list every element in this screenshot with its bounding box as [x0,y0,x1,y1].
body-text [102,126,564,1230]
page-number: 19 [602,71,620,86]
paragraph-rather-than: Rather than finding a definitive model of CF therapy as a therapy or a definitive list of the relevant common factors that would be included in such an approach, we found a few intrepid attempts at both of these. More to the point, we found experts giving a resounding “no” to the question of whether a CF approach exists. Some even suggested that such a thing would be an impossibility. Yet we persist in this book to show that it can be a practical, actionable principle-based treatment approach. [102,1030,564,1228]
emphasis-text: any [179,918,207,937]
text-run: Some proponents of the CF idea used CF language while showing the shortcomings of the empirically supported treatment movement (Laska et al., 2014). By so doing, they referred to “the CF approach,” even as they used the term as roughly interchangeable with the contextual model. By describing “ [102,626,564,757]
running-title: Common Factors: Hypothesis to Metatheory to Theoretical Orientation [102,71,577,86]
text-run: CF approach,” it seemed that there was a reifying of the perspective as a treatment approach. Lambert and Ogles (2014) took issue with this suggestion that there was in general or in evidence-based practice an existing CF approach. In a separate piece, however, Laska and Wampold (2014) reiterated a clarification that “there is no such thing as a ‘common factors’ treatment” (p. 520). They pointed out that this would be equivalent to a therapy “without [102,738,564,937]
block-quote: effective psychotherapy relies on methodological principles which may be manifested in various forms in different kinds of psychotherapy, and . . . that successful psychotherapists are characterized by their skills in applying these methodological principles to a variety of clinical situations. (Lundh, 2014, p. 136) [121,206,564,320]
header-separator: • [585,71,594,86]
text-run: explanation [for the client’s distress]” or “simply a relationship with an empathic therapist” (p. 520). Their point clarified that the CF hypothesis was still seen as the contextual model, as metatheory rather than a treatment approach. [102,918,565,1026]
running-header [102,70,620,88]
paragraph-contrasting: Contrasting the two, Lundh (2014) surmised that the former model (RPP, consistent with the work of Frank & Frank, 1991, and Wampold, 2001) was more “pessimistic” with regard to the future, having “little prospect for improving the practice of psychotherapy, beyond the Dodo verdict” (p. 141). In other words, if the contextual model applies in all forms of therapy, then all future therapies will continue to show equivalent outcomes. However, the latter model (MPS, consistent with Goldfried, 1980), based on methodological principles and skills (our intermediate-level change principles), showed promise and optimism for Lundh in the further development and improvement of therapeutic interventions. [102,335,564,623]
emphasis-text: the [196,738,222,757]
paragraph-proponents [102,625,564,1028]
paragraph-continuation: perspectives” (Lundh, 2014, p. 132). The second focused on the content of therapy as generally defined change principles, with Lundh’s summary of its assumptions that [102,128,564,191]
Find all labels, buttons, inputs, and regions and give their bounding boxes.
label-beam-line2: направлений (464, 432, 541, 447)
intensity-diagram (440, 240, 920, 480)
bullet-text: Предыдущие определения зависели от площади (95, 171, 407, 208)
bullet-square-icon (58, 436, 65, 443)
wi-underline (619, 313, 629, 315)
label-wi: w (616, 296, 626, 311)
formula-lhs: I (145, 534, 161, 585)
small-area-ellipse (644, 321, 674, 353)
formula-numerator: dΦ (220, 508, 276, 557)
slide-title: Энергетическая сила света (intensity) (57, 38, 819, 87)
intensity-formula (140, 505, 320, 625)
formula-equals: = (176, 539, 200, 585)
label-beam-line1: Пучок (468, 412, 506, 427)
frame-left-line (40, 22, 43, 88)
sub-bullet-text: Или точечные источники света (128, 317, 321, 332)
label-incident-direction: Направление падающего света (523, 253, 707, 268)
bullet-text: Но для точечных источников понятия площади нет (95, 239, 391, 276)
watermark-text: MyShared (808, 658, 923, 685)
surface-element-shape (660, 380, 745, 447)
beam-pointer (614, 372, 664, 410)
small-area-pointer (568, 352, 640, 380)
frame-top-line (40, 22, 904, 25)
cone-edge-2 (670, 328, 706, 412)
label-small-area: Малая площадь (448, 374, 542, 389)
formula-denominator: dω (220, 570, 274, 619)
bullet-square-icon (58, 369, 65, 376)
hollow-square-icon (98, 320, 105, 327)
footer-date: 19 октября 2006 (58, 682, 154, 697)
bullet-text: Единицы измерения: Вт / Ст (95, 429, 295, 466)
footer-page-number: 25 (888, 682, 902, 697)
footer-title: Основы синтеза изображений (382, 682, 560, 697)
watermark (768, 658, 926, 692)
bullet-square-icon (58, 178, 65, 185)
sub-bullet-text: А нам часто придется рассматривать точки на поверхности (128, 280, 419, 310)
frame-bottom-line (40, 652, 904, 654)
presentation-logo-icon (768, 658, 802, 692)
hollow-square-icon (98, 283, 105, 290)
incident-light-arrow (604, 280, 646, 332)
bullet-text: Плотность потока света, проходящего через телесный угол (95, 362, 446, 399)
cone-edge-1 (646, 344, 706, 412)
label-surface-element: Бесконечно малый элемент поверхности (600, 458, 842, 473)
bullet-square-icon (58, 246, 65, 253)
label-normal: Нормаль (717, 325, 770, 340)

#####

▶ Task requirements
Please copy out all of the data above line for line, with no changes.

▶ Result of the task
list every element in this screenshot with its bounding box as [x0,y0,x1,y1].
body-text [102,126,564,1230]
page-number: 19 [602,71,620,86]
paragraph-rather-than: Rather than finding a definitive model of CF therapy as a therapy or a definitive list of the relevant common factors that would be included in such an approach, we found a few intrepid attempts at both of these. More to the point, we found experts giving a resounding “no” to the question of whether a CF approach exists. Some even suggested that such a thing would be an impossibility. Yet we persist in this book to show that it can be a practical, actionable principle-based treatment approach. [102,1030,564,1228]
emphasis-text: any [179,918,207,937]
text-run: Some proponents of the CF idea used CF language while showing the shortcomings of the empirically supported treatment movement (Laska et al., 2014). By so doing, they referred to “the CF approach,” even as they used the term as roughly interchangeable with the contextual model. By describing “ [102,626,564,757]
running-title: Common Factors: Hypothesis to Metatheory to Theoretical Orientation [102,71,577,86]
text-run: CF approach,” it seemed that there was a reifying of the perspective as a treatment approach. Lambert and Ogles (2014) took issue with this suggestion that there was in general or in evidence-based practice an existing CF approach. In a separate piece, however, Laska and Wampold (2014) reiterated a clarification that “there is no such thing as a ‘common factors’ treatment” (p. 520). They pointed out that this would be equivalent to a therapy “without [102,738,564,937]
block-quote: effective psychotherapy relies on methodological principles which may be manifested in various forms in different kinds of psychotherapy, and . . . that successful psychotherapists are characterized by their skills in applying these methodological principles to a variety of clinical situations. (Lundh, 2014, p. 136) [121,206,564,320]
header-separator: • [585,71,594,86]
text-run: explanation [for the client’s distress]” or “simply a relationship with an empathic therapist” (p. 520). Their point clarified that the CF hypothesis was still seen as the contextual model, as metatheory rather than a treatment approach. [102,918,565,1026]
running-header [102,70,620,88]
paragraph-contrasting: Contrasting the two, Lundh (2014) surmised that the former model (RPP, consistent with the work of Frank & Frank, 1991, and Wampold, 2001) was more “pessimistic” with regard to the future, having “little prospect for improving the practice of psychotherapy, beyond the Dodo verdict” (p. 141). In other words, if the contextual model applies in all forms of therapy, then all future therapies will continue to show equivalent outcomes. However, the latter model (MPS, consistent with Goldfried, 1980), based on methodological principles and skills (our intermediate-level change principles), showed promise and optimism for Lundh in the further development and improvement of therapeutic interventions. [102,335,564,623]
emphasis-text: the [196,738,222,757]
paragraph-proponents [102,625,564,1028]
paragraph-continuation: perspectives” (Lundh, 2014, p. 132). The second focused on the content of therapy as generally defined change principles, with Lundh’s summary of its assumptions that [102,128,564,191]
Find all labels, buttons, inputs, and regions and give their bounding boxes.
label-beam-line2: направлений (464, 432, 541, 447)
intensity-diagram (440, 240, 920, 480)
bullet-text: Предыдущие определения зависели от площади (95, 171, 407, 208)
bullet-square-icon (58, 436, 65, 443)
wi-underline (619, 313, 629, 315)
label-wi: w (616, 296, 626, 311)
formula-lhs: I (145, 534, 161, 585)
small-area-ellipse (644, 321, 674, 353)
formula-numerator: dΦ (220, 508, 276, 557)
slide-title: Энергетическая сила света (intensity) (57, 38, 819, 87)
intensity-formula (140, 505, 320, 625)
formula-equals: = (176, 539, 200, 585)
label-beam-line1: Пучок (468, 412, 506, 427)
frame-left-line (40, 22, 43, 88)
sub-bullet-text: Или точечные источники света (128, 317, 321, 332)
label-incident-direction: Направление падающего света (523, 253, 707, 268)
bullet-text: Но для точечных источников понятия площади нет (95, 239, 391, 276)
watermark-text: MyShared (808, 658, 923, 685)
surface-element-shape (660, 380, 745, 447)
beam-pointer (614, 372, 664, 410)
small-area-pointer (568, 352, 640, 380)
frame-top-line (40, 22, 904, 25)
cone-edge-2 (670, 328, 706, 412)
label-small-area: Малая площадь (448, 374, 542, 389)
formula-denominator: dω (220, 570, 274, 619)
bullet-square-icon (58, 369, 65, 376)
hollow-square-icon (98, 320, 105, 327)
footer-date: 19 октября 2006 (58, 682, 154, 697)
bullet-text: Единицы измерения: Вт / Ст (95, 429, 295, 466)
footer-page-number: 25 (888, 682, 902, 697)
footer-title: Основы синтеза изображений (382, 682, 560, 697)
watermark (768, 658, 926, 692)
bullet-square-icon (58, 178, 65, 185)
sub-bullet-text: А нам часто придется рассматривать точки на поверхности (128, 280, 419, 310)
frame-bottom-line (40, 652, 904, 654)
presentation-logo-icon (768, 658, 802, 692)
hollow-square-icon (98, 283, 105, 290)
incident-light-arrow (604, 280, 646, 332)
bullet-text: Плотность потока света, проходящего через телесный угол (95, 362, 446, 399)
cone-edge-1 (646, 344, 706, 412)
label-surface-element: Бесконечно малый элемент поверхности (600, 458, 842, 473)
bullet-square-icon (58, 246, 65, 253)
label-normal: Нормаль (717, 325, 770, 340)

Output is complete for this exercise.